**Task description**: Retype all of the data exactly as given.

_ _ _

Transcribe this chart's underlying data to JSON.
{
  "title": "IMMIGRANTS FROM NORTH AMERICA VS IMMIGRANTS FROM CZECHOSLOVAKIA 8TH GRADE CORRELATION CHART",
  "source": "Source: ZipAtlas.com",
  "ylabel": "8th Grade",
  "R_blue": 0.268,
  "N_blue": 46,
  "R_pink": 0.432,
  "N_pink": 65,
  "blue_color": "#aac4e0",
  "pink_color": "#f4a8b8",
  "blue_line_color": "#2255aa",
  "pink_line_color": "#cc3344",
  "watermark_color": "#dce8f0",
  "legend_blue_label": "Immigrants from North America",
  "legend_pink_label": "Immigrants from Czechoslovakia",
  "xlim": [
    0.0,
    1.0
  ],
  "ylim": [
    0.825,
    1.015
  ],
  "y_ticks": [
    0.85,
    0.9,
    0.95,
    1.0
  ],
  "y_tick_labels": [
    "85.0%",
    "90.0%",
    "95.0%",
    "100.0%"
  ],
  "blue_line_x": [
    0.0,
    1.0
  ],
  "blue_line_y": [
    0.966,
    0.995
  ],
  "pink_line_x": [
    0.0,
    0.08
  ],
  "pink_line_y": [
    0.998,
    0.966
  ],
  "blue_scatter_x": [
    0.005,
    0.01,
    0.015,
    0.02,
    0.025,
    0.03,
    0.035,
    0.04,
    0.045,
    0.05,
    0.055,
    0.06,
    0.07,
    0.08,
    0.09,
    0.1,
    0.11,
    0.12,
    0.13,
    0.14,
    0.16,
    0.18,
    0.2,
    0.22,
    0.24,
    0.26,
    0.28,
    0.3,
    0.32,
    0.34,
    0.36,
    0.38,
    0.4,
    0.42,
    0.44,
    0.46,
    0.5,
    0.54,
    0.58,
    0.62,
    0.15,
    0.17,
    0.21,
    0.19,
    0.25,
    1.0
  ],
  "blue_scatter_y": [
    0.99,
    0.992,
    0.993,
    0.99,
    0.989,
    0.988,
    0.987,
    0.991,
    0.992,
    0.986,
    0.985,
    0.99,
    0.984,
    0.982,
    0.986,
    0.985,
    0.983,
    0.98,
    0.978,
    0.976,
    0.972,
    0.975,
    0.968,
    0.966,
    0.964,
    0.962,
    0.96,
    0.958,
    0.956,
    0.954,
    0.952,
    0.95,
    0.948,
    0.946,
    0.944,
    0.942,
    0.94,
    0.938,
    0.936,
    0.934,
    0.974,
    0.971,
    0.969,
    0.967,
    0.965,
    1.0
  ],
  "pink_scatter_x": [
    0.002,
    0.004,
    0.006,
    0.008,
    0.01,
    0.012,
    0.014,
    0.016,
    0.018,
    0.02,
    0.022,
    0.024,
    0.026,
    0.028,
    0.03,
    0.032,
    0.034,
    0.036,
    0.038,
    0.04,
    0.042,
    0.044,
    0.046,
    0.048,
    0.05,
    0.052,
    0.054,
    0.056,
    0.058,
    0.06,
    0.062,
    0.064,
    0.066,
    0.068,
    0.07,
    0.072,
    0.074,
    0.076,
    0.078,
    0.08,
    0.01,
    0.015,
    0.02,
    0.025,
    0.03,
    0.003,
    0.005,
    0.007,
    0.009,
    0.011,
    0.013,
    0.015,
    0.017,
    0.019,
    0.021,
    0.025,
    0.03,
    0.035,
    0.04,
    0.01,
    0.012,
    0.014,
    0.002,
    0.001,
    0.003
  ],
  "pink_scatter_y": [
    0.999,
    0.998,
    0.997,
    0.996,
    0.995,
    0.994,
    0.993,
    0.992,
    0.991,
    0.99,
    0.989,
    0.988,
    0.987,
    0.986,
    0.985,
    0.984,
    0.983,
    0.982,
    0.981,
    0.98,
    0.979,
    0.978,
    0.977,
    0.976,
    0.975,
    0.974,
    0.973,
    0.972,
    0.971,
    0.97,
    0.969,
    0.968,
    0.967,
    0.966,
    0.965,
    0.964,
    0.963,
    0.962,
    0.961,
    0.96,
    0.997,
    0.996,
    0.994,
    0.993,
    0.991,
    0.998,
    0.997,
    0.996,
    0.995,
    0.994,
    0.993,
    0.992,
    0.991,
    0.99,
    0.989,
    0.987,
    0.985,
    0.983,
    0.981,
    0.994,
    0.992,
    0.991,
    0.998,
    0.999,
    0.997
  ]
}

_ _ _

**Reply**:
Transcribe this chart's underlying data to JSON.
{
  "title": "IMMIGRANTS FROM NORTH AMERICA VS IMMIGRANTS FROM CZECHOSLOVAKIA 8TH GRADE CORRELATION CHART",
  "source": "Source: ZipAtlas.com",
  "ylabel": "8th Grade",
  "R_blue": 0.268,
  "N_blue": 46,
  "R_pink": 0.432,
  "N_pink": 65,
  "blue_color": "#aac4e0",
  "pink_color": "#f4a8b8",
  "blue_line_color": "#2255aa",
  "pink_line_color": "#cc3344",
  "watermark_color": "#dce8f0",
  "legend_blue_label": "Immigrants from North America",
  "legend_pink_label": "Immigrants from Czechoslovakia",
  "xlim": [
    0.0,
    1.0
  ],
  "ylim": [
    0.825,
    1.015
  ],
  "y_ticks": [
    0.85,
    0.9,
    0.95,
    1.0
  ],
  "y_tick_labels": [
    "85.0%",
    "90.0%",
    "95.0%",
    "100.0%"
  ],
  "blue_line_x": [
    0.0,
    1.0
  ],
  "blue_line_y": [
    0.966,
    0.995
  ],
  "pink_line_x": [
    0.0,
    0.08
  ],
  "pink_line_y": [
    0.998,
    0.966
  ],
  "blue_scatter_x": [
    0.005,
    0.01,
    0.015,
    0.02,
    0.025,
    0.03,
    0.035,
    0.04,
    0.045,
    0.05,
    0.055,
    0.06,
    0.07,
    0.08,
    0.09,
    0.1,
    0.11,
    0.12,
    0.13,
    0.14,
    0.16,
    0.18,
    0.2,
    0.22,
    0.24,
    0.26,
    0.28,
    0.3,
    0.32,
    0.34,
    0.36,
    0.38,
    0.4,
    0.42,
    0.44,
    0.46,
    0.5,
    0.54,
    0.58,
    0.62,
    0.15,
    0.17,
    0.21,
    0.19,
    0.25,
    1.0
  ],
  "blue_scatter_y": [
    0.99,
    0.992,
    0.993,
    0.99,
    0.989,
    0.988,
    0.987,
    0.991,
    0.992,
    0.986,
    0.985,
    0.99,
    0.984,
    0.982,
    0.986,
    0.985,
    0.983,
    0.98,
    0.978,
    0.976,
    0.972,
    0.975,
    0.968,
    0.966,
    0.964,
    0.962,
    0.96,
    0.958,
    0.956,
    0.954,
    0.952,
    0.95,
    0.948,
    0.946,
    0.944,
    0.942,
    0.94,
    0.938,
    0.936,
    0.934,
    0.974,
    0.971,
    0.969,
    0.967,
    0.965,
    1.0
  ],
  "pink_scatter_x": [
    0.002,
    0.004,
    0.006,
    0.008,
    0.01,
    0.012,
    0.014,
    0.016,
    0.018,
    0.02,
    0.022,
    0.024,
    0.026,
    0.028,
    0.03,
    0.032,
    0.034,
    0.036,
    0.038,
    0.04,
    0.042,
    0.044,
    0.046,
    0.048,
    0.05,
    0.052,
    0.054,
    0.056,
    0.058,
    0.06,
    0.062,
    0.064,
    0.066,
    0.068,
    0.07,
    0.072,
    0.074,
    0.076,
    0.078,
    0.08,
    0.01,
    0.015,
    0.02,
    0.025,
    0.03,
    0.003,
    0.005,
    0.007,
    0.009,
    0.011,
    0.013,
    0.015,
    0.017,
    0.019,
    0.021,
    0.025,
    0.03,
    0.035,
    0.04,
    0.01,
    0.012,
    0.014,
    0.002,
    0.001,
    0.003
  ],
  "pink_scatter_y": [
    0.999,
    0.998,
    0.997,
    0.996,
    0.995,
    0.994,
    0.993,
    0.992,
    0.991,
    0.99,
    0.989,
    0.988,
    0.987,
    0.986,
    0.985,
    0.984,
    0.983,
    0.982,
    0.981,
    0.98,
    0.979,
    0.978,
    0.977,
    0.976,
    0.975,
    0.974,
    0.973,
    0.972,
    0.971,
    0.97,
    0.969,
    0.968,
    0.967,
    0.966,
    0.965,
    0.964,
    0.963,
    0.962,
    0.961,
    0.96,
    0.997,
    0.996,
    0.994,
    0.993,
    0.991,
    0.998,
    0.997,
    0.996,
    0.995,
    0.994,
    0.993,
    0.992,
    0.991,
    0.99,
    0.989,
    0.987,
    0.985,
    0.983,
    0.981,
    0.994,
    0.992,
    0.991,
    0.998,
    0.999,
    0.997
  ]
}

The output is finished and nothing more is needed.